Written instruction - Copy everything in the data below exactly except the pictures.

Raw records -
<<<<

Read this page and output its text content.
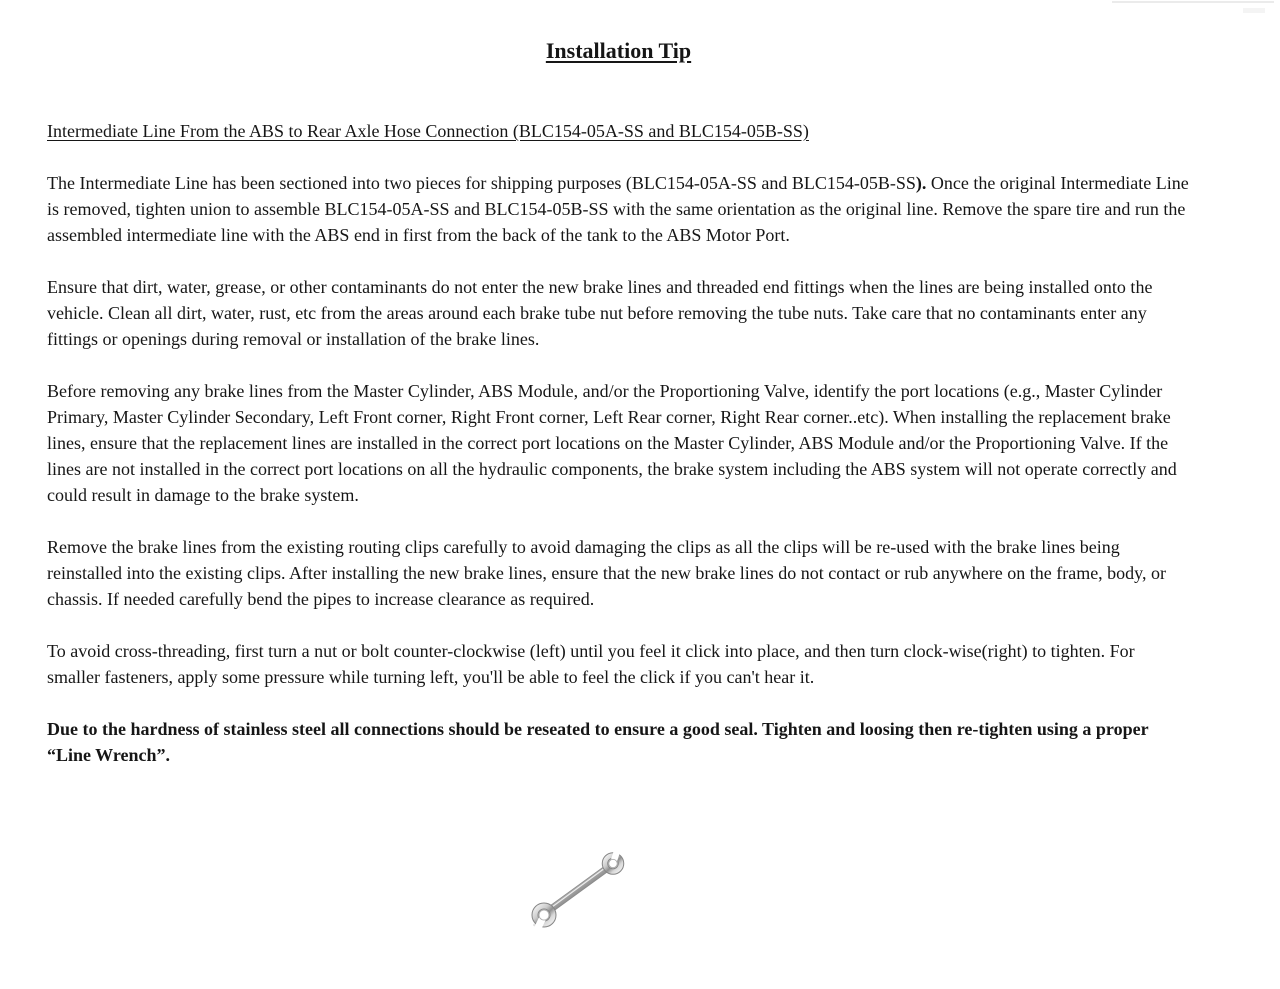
Installation Tip
Intermediate Line From the ABS to Rear Axle Hose Connection (BLC154-05A-SS and BLC154-05B-SS)

The Intermediate Line has been sectioned into two pieces for shipping purposes (BLC154-05A-SS and BLC154-05B-SS). Once the original Intermediate Line is removed, tighten union to assemble BLC154-05A-SS and BLC154-05B-SS with the same orientation as the original line. Remove the spare tire and run the assembled intermediate line with the ABS end in first from the back of the tank to the ABS Motor Port.

Ensure that dirt, water, grease, or other contaminants do not enter the new brake lines and threaded end fittings when the lines are being installed onto the vehicle. Clean all dirt, water, rust, etc from the areas around each brake tube nut before removing the tube nuts. Take care that no contaminants enter any fittings or openings during removal or installation of the brake lines.

Before removing any brake lines from the Master Cylinder, ABS Module, and/or the Proportioning Valve, identify the port locations (e.g., Master Cylinder Primary, Master Cylinder Secondary, Left Front corner, Right Front corner, Left Rear corner, Right Rear corner..etc). When installing the replacement brake lines, ensure that the replacement lines are installed in the correct port locations on the Master Cylinder, ABS Module and/or the Proportioning Valve. If the lines are not installed in the correct port locations on all the hydraulic components, the brake system including the ABS system will not operate correctly and could result in damage to the brake system.

Remove the brake lines from the existing routing clips carefully to avoid damaging the clips as all the clips will be re-used with the brake lines being reinstalled into the existing clips. After installing the new brake lines, ensure that the new brake lines do not contact or rub anywhere on the frame, body, or chassis. If needed carefully bend the pipes to increase clearance as required.

To avoid cross-threading, first turn a nut or bolt counter-clockwise (left) until you feel it click into place, and then turn clock-wise(right) to tighten. For smaller fasteners, apply some pressure while turning left, you'll be able to feel the click if you can't hear it.

Due to the hardness of stainless steel all connections should be reseated to ensure a good seal. Tighten and loosing then re-tighten using a proper “Line Wrench”.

>>>>

Task result -
Read this page and output its text content.
Installation Tip
Intermediate Line From the ABS to Rear Axle Hose Connection (BLC154-05A-SS and BLC154-05B-SS)

The Intermediate Line has been sectioned into two pieces for shipping purposes (BLC154-05A-SS and BLC154-05B-SS). Once the original Intermediate Line is removed, tighten union to assemble BLC154-05A-SS and BLC154-05B-SS with the same orientation as the original line. Remove the spare tire and run the assembled intermediate line with the ABS end in first from the back of the tank to the ABS Motor Port.

Ensure that dirt, water, grease, or other contaminants do not enter the new brake lines and threaded end fittings when the lines are being installed onto the vehicle. Clean all dirt, water, rust, etc from the areas around each brake tube nut before removing the tube nuts. Take care that no contaminants enter any fittings or openings during removal or installation of the brake lines.

Before removing any brake lines from the Master Cylinder, ABS Module, and/or the Proportioning Valve, identify the port locations (e.g., Master Cylinder Primary, Master Cylinder Secondary, Left Front corner, Right Front corner, Left Rear corner, Right Rear corner..etc). When installing the replacement brake lines, ensure that the replacement lines are installed in the correct port locations on the Master Cylinder, ABS Module and/or the Proportioning Valve. If the lines are not installed in the correct port locations on all the hydraulic components, the brake system including the ABS system will not operate correctly and could result in damage to the brake system.

Remove the brake lines from the existing routing clips carefully to avoid damaging the clips as all the clips will be re-used with the brake lines being reinstalled into the existing clips. After installing the new brake lines, ensure that the new brake lines do not contact or rub anywhere on the frame, body, or chassis. If needed carefully bend the pipes to increase clearance as required.

To avoid cross-threading, first turn a nut or bolt counter-clockwise (left) until you feel it click into place, and then turn clock-wise(right) to tighten. For smaller fasteners, apply some pressure while turning left, you'll be able to feel the click if you can't hear it.

Due to the hardness of stainless steel all connections should be reseated to ensure a good seal. Tighten and loosing then re-tighten using a proper “Line Wrench”.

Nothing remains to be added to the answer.